»»

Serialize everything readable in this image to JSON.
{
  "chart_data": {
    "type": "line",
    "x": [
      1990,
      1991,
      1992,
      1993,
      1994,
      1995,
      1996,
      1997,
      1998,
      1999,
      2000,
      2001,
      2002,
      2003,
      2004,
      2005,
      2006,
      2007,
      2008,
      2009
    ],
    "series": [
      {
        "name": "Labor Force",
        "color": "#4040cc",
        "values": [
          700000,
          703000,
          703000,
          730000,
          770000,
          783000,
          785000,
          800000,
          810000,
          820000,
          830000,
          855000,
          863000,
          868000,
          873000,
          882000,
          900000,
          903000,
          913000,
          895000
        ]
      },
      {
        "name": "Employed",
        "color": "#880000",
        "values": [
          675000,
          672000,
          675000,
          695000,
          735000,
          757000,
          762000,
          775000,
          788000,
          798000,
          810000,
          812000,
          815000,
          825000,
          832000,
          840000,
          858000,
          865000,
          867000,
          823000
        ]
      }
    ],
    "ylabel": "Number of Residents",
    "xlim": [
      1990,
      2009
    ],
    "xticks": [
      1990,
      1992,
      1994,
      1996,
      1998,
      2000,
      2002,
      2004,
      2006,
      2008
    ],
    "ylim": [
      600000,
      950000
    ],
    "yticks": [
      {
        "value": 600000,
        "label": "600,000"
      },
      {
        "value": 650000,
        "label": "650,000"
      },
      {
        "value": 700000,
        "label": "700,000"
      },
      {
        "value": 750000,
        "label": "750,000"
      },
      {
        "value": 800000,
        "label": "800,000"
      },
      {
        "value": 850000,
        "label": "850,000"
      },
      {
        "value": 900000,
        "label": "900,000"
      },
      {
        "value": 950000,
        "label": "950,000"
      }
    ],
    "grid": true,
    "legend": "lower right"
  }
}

««

## The task
Return each entry from above without altering a single character.

## Result of the task
Serialize everything readable in this image to JSON.
{
  "chart_data": {
    "type": "line",
    "x": [
      1990,
      1991,
      1992,
      1993,
      1994,
      1995,
      1996,
      1997,
      1998,
      1999,
      2000,
      2001,
      2002,
      2003,
      2004,
      2005,
      2006,
      2007,
      2008,
      2009
    ],
    "series": [
      {
        "name": "Labor Force",
        "color": "#4040cc",
        "values": [
          700000,
          703000,
          703000,
          730000,
          770000,
          783000,
          785000,
          800000,
          810000,
          820000,
          830000,
          855000,
          863000,
          868000,
          873000,
          882000,
          900000,
          903000,
          913000,
          895000
        ]
      },
      {
        "name": "Employed",
        "color": "#880000",
        "values": [
          675000,
          672000,
          675000,
          695000,
          735000,
          757000,
          762000,
          775000,
          788000,
          798000,
          810000,
          812000,
          815000,
          825000,
          832000,
          840000,
          858000,
          865000,
          867000,
          823000
        ]
      }
    ],
    "ylabel": "Number of Residents",
    "xlim": [
      1990,
      2009
    ],
    "xticks": [
      1990,
      1992,
      1994,
      1996,
      1998,
      2000,
      2002,
      2004,
      2006,
      2008
    ],
    "ylim": [
      600000,
      950000
    ],
    "yticks": [
      {
        "value": 600000,
        "label": "600,000"
      },
      {
        "value": 650000,
        "label": "650,000"
      },
      {
        "value": 700000,
        "label": "700,000"
      },
      {
        "value": 750000,
        "label": "750,000"
      },
      {
        "value": 800000,
        "label": "800,000"
      },
      {
        "value": 850000,
        "label": "850,000"
      },
      {
        "value": 900000,
        "label": "900,000"
      },
      {
        "value": 950000,
        "label": "950,000"
      }
    ],
    "grid": true,
    "legend": "lower right"
  }
}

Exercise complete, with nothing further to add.